Without the images, output each record below as it stands.

***

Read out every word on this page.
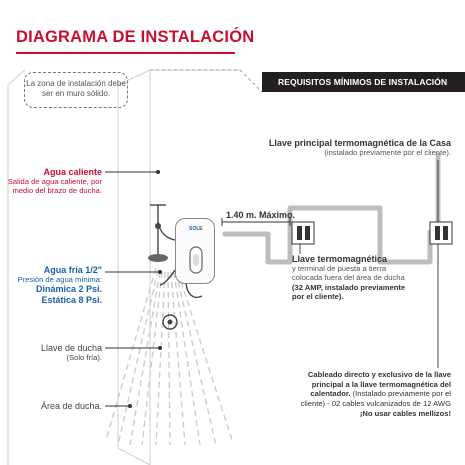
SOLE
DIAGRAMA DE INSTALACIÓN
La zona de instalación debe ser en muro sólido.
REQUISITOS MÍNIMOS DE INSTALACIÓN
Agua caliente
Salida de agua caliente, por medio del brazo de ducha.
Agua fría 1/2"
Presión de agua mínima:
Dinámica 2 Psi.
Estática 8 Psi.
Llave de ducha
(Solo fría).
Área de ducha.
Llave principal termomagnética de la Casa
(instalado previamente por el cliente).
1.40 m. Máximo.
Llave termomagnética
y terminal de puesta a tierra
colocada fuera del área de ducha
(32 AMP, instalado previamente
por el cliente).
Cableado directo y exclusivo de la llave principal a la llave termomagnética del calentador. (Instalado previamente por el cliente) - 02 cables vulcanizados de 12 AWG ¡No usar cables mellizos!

***

Exercise result>
Read out every word on this page.
SOLE
DIAGRAMA DE INSTALACIÓN
La zona de instalación debe ser en muro sólido.
REQUISITOS MÍNIMOS DE INSTALACIÓN
Agua caliente
Salida de agua caliente, por medio del brazo de ducha.
Agua fría 1/2"
Presión de agua mínima:
Dinámica 2 Psi.
Estática 8 Psi.
Llave de ducha
(Solo fría).
Área de ducha.
Llave principal termomagnética de la Casa
(instalado previamente por el cliente).
1.40 m. Máximo.
Llave termomagnética
y terminal de puesta a tierra
colocada fuera del área de ducha
(32 AMP, instalado previamente
por el cliente).
Cableado directo y exclusivo de la llave principal a la llave termomagnética del calentador. (Instalado previamente por el cliente) - 02 cables vulcanizados de 12 AWG ¡No usar cables mellizos!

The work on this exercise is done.